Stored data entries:
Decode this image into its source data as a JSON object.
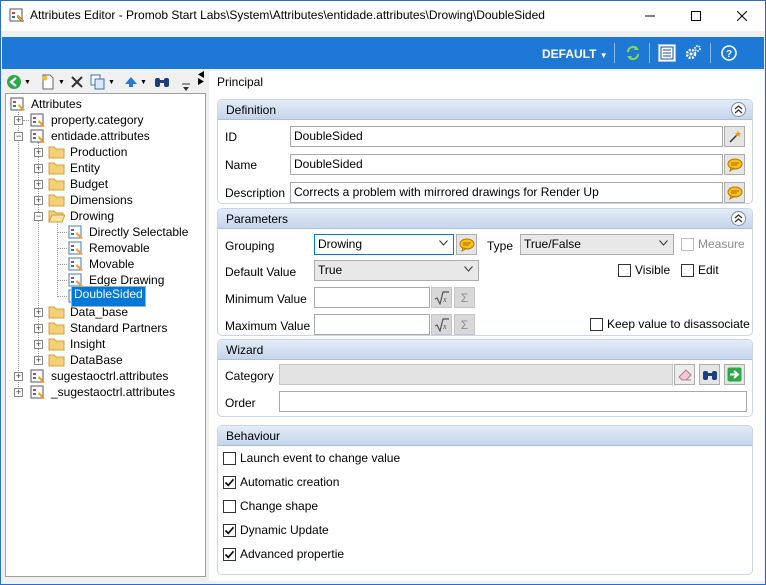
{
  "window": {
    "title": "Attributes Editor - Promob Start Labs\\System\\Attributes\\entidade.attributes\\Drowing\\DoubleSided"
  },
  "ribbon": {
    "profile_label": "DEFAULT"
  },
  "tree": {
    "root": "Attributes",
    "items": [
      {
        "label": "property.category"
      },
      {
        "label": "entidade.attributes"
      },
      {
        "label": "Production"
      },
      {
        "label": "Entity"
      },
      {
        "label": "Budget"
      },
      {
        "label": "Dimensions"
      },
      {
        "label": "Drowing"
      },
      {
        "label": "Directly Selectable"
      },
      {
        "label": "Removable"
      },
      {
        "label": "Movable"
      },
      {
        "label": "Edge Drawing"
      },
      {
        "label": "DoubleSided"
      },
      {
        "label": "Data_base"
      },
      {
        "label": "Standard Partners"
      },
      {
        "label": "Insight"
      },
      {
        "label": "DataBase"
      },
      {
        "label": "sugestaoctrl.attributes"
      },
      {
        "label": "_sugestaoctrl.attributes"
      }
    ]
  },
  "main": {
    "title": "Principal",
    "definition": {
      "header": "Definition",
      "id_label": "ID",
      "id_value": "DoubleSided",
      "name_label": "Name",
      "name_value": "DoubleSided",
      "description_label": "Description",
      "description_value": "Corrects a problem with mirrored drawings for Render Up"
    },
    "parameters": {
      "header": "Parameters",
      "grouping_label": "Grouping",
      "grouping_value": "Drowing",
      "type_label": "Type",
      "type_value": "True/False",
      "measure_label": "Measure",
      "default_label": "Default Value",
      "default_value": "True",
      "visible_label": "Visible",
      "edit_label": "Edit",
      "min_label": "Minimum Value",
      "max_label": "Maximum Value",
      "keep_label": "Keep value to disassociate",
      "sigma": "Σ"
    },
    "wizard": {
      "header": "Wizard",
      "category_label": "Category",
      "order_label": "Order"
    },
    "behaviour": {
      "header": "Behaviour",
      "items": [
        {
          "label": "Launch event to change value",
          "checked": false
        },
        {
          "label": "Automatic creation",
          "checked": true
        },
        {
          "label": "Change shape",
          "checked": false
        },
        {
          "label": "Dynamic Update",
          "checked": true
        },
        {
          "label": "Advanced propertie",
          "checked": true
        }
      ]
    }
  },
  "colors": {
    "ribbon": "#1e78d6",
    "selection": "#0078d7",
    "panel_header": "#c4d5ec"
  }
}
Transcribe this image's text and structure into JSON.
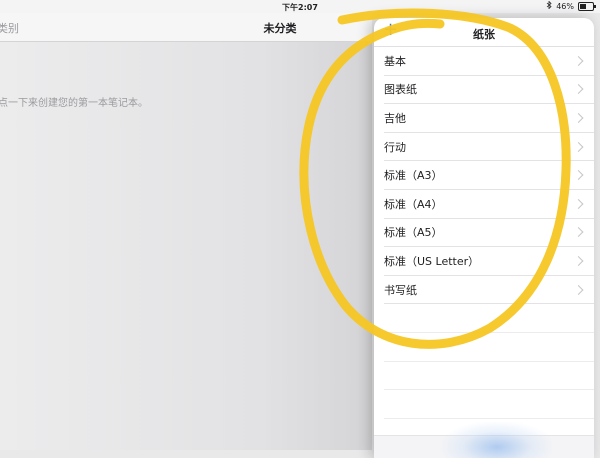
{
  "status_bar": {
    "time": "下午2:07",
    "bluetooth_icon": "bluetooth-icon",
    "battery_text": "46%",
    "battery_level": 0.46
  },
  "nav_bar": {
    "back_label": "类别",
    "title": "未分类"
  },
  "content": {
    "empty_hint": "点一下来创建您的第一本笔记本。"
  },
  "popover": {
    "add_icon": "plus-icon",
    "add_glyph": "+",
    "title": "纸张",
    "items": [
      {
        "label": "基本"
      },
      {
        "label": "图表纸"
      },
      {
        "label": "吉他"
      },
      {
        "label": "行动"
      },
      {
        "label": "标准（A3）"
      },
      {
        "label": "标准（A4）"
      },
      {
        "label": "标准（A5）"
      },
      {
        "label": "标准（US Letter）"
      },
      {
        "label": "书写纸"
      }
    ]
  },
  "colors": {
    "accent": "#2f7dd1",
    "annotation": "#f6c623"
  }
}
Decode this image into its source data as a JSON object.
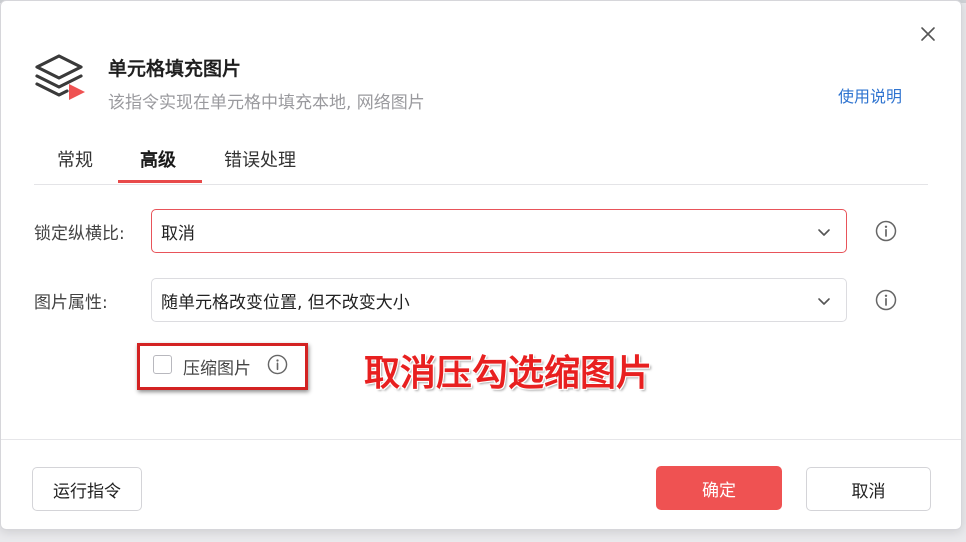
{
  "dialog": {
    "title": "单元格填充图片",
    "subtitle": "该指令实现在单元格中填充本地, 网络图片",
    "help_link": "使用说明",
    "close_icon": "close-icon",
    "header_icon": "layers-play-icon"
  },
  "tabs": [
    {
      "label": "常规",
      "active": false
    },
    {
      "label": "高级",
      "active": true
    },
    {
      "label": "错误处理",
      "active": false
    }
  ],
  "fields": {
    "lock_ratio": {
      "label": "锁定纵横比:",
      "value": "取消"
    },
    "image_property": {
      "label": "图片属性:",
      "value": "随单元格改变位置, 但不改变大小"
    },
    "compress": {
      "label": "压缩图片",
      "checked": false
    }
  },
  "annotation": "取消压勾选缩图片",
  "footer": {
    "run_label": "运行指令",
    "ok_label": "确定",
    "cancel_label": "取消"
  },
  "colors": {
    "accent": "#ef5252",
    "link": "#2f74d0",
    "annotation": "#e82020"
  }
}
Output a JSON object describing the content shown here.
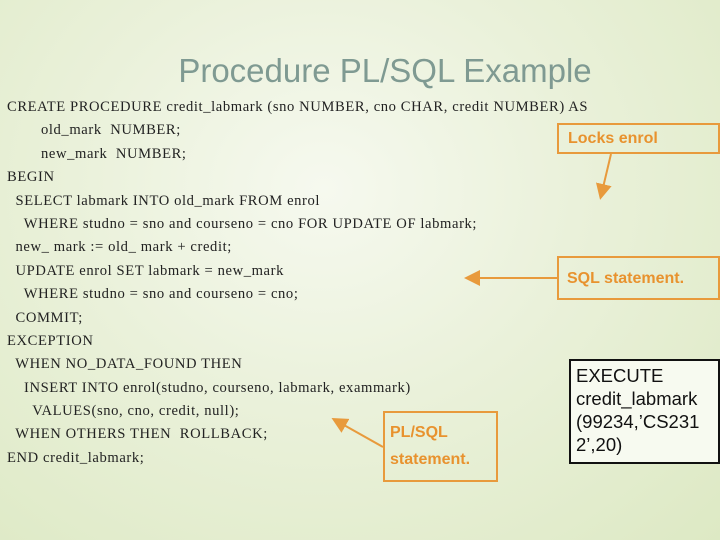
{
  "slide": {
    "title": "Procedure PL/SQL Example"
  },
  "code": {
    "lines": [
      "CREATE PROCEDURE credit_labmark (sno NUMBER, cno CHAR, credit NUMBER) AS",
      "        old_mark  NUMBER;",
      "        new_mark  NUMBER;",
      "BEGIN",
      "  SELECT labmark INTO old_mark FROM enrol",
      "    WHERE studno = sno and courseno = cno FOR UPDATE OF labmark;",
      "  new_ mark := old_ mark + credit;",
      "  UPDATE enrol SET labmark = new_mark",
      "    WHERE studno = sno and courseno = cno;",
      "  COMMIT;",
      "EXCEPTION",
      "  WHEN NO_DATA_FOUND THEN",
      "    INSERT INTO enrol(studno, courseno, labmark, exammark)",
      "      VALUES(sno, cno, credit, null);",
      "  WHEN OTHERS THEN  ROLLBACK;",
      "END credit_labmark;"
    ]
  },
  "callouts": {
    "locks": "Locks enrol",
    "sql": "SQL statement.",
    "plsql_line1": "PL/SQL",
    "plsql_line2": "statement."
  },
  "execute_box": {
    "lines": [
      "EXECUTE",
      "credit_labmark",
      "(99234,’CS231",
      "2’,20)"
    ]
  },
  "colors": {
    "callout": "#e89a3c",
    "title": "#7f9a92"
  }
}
---
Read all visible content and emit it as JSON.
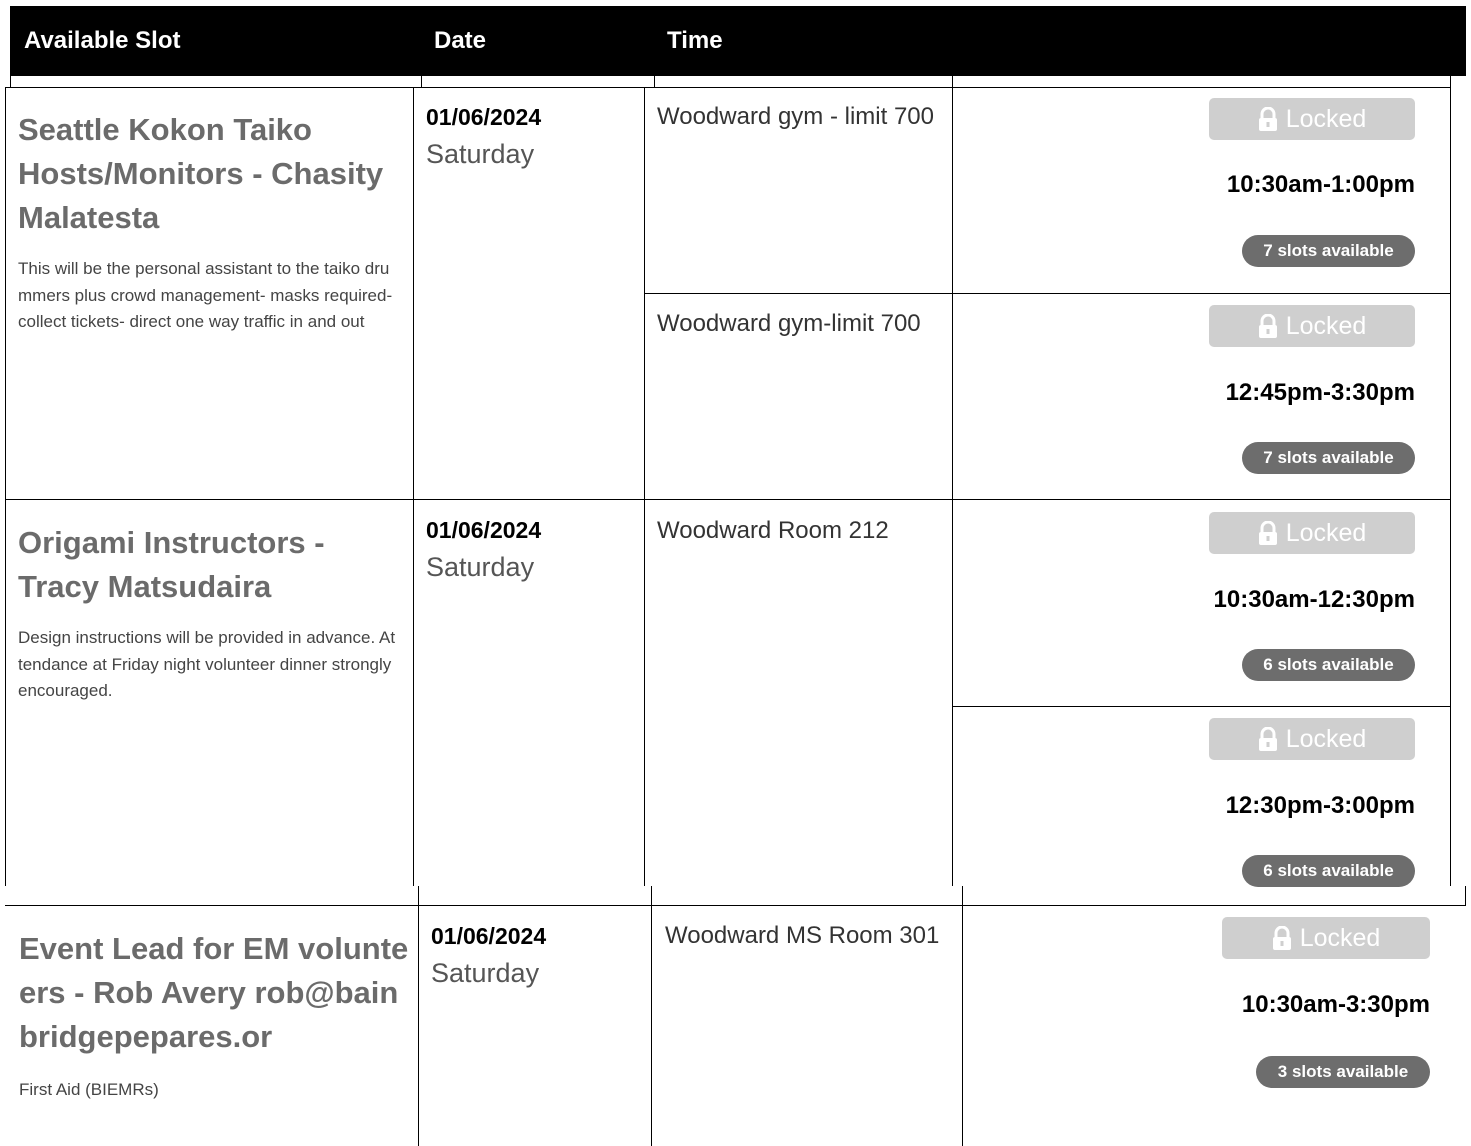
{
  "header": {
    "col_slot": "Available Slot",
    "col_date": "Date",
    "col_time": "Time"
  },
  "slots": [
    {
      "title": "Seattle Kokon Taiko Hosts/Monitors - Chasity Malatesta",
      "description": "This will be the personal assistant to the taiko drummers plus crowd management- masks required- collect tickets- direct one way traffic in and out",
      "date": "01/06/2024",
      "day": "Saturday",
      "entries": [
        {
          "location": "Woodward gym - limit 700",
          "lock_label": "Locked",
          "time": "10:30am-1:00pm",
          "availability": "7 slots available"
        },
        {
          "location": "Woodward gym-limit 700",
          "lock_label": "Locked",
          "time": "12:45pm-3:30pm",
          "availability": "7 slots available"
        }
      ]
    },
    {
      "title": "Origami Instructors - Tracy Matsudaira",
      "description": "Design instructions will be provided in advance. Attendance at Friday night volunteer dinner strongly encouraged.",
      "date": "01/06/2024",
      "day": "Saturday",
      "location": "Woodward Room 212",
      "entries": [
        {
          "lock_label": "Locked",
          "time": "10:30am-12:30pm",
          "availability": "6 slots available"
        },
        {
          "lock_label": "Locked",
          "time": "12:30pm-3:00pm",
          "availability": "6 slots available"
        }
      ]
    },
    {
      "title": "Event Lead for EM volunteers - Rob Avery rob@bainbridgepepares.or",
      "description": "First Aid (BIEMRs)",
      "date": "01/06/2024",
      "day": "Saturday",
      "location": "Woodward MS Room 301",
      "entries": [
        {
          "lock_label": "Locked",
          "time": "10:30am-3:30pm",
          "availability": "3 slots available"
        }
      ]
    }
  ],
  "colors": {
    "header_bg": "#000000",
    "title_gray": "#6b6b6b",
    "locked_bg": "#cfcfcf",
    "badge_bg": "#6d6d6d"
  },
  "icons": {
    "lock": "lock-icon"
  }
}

Given instruction
Count the lines in the records above that contain the word "annotation", and reply with only that number.

Output
3